> _DATA SHOWN_
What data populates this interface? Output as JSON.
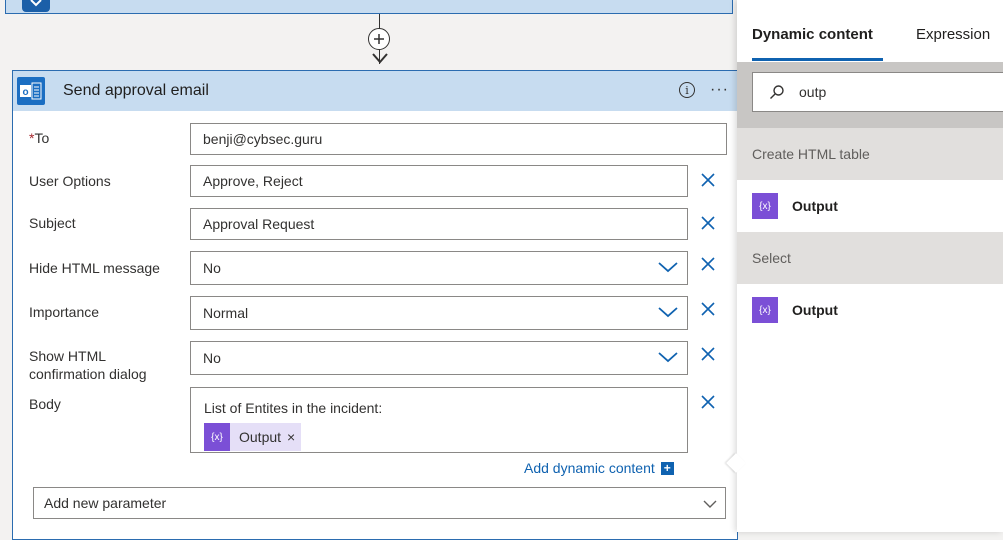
{
  "card": {
    "title": "Send approval email",
    "more": "···"
  },
  "fields": {
    "to": {
      "required_mark": "*",
      "label": "To",
      "value": "benji@cybsec.guru"
    },
    "user_options": {
      "label": "User Options",
      "value": "Approve, Reject"
    },
    "subject": {
      "label": "Subject",
      "value": "Approval Request"
    },
    "hide_html": {
      "label": "Hide HTML message",
      "value": "No"
    },
    "importance": {
      "label": "Importance",
      "value": "Normal"
    },
    "show_html": {
      "label_line1": "Show HTML",
      "label_line2": "confirmation dialog",
      "value": "No"
    },
    "body": {
      "label": "Body",
      "text": "List of Entites in the incident:",
      "token_label": "Output",
      "token_close": "×"
    }
  },
  "add_dynamic": "Add dynamic content",
  "add_parameter": "Add new parameter",
  "panel": {
    "tabs": [
      "Dynamic content",
      "Expression"
    ],
    "search_value": "outp",
    "groups": [
      {
        "section": "Create HTML table",
        "item": "Output"
      },
      {
        "section": "Select",
        "item": "Output"
      }
    ]
  },
  "colors": {
    "accent": "#0f62b0",
    "header": "#c7dcf0",
    "token": "#7b4fd6"
  }
}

> _THE TASK_
Transcribe every record above exactly, leaving out the pictures.

> _EXPECTED OUTPUT_
What data populates this interface? Output as JSON.
{
  "card": {
    "title": "Send approval email",
    "more": "···"
  },
  "fields": {
    "to": {
      "required_mark": "*",
      "label": "To",
      "value": "benji@cybsec.guru"
    },
    "user_options": {
      "label": "User Options",
      "value": "Approve, Reject"
    },
    "subject": {
      "label": "Subject",
      "value": "Approval Request"
    },
    "hide_html": {
      "label": "Hide HTML message",
      "value": "No"
    },
    "importance": {
      "label": "Importance",
      "value": "Normal"
    },
    "show_html": {
      "label_line1": "Show HTML",
      "label_line2": "confirmation dialog",
      "value": "No"
    },
    "body": {
      "label": "Body",
      "text": "List of Entites in the incident:",
      "token_label": "Output",
      "token_close": "×"
    }
  },
  "add_dynamic": "Add dynamic content",
  "add_parameter": "Add new parameter",
  "panel": {
    "tabs": [
      "Dynamic content",
      "Expression"
    ],
    "search_value": "outp",
    "groups": [
      {
        "section": "Create HTML table",
        "item": "Output"
      },
      {
        "section": "Select",
        "item": "Output"
      }
    ]
  },
  "colors": {
    "accent": "#0f62b0",
    "header": "#c7dcf0",
    "token": "#7b4fd6"
  }
}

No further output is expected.